[Stored entries]
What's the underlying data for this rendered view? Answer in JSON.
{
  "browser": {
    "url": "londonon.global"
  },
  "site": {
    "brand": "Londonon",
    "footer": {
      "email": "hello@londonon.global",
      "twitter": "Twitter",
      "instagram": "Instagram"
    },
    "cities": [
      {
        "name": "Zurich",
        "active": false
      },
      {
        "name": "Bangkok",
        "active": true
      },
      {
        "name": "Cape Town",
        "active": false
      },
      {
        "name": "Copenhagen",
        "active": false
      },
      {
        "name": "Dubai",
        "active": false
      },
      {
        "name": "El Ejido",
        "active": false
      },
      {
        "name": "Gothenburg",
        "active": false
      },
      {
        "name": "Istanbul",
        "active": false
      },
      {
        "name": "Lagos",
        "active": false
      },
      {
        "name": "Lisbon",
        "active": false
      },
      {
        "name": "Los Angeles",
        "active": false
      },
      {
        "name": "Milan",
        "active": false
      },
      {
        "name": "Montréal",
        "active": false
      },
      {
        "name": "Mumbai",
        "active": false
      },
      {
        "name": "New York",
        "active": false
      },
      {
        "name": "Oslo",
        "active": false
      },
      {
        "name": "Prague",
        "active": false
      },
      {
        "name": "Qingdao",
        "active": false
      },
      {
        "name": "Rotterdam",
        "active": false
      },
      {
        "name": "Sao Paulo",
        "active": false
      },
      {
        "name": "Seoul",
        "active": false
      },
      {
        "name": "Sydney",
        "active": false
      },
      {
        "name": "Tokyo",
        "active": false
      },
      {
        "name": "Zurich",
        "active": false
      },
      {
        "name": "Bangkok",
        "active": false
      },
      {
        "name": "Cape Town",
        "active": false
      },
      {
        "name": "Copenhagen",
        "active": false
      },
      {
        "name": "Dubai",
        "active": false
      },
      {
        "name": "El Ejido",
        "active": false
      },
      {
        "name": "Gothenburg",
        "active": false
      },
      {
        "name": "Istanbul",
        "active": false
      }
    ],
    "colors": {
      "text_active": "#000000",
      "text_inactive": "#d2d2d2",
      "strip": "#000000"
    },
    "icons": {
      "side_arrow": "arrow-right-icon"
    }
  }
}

▶ EXERCISE AIM
Repeat all the entries word for word.

▶ OUTPUT FOR THIS EXERCISE
What's the underlying data for this rendered view? Answer in JSON.
{
  "browser": {
    "url": "londonon.global"
  },
  "site": {
    "brand": "Londonon",
    "footer": {
      "email": "hello@londonon.global",
      "twitter": "Twitter",
      "instagram": "Instagram"
    },
    "cities": [
      {
        "name": "Zurich",
        "active": false
      },
      {
        "name": "Bangkok",
        "active": true
      },
      {
        "name": "Cape Town",
        "active": false
      },
      {
        "name": "Copenhagen",
        "active": false
      },
      {
        "name": "Dubai",
        "active": false
      },
      {
        "name": "El Ejido",
        "active": false
      },
      {
        "name": "Gothenburg",
        "active": false
      },
      {
        "name": "Istanbul",
        "active": false
      },
      {
        "name": "Lagos",
        "active": false
      },
      {
        "name": "Lisbon",
        "active": false
      },
      {
        "name": "Los Angeles",
        "active": false
      },
      {
        "name": "Milan",
        "active": false
      },
      {
        "name": "Montréal",
        "active": false
      },
      {
        "name": "Mumbai",
        "active": false
      },
      {
        "name": "New York",
        "active": false
      },
      {
        "name": "Oslo",
        "active": false
      },
      {
        "name": "Prague",
        "active": false
      },
      {
        "name": "Qingdao",
        "active": false
      },
      {
        "name": "Rotterdam",
        "active": false
      },
      {
        "name": "Sao Paulo",
        "active": false
      },
      {
        "name": "Seoul",
        "active": false
      },
      {
        "name": "Sydney",
        "active": false
      },
      {
        "name": "Tokyo",
        "active": false
      },
      {
        "name": "Zurich",
        "active": false
      },
      {
        "name": "Bangkok",
        "active": false
      },
      {
        "name": "Cape Town",
        "active": false
      },
      {
        "name": "Copenhagen",
        "active": false
      },
      {
        "name": "Dubai",
        "active": false
      },
      {
        "name": "El Ejido",
        "active": false
      },
      {
        "name": "Gothenburg",
        "active": false
      },
      {
        "name": "Istanbul",
        "active": false
      }
    ],
    "colors": {
      "text_active": "#000000",
      "text_inactive": "#d2d2d2",
      "strip": "#000000"
    },
    "icons": {
      "side_arrow": "arrow-right-icon"
    }
  }
}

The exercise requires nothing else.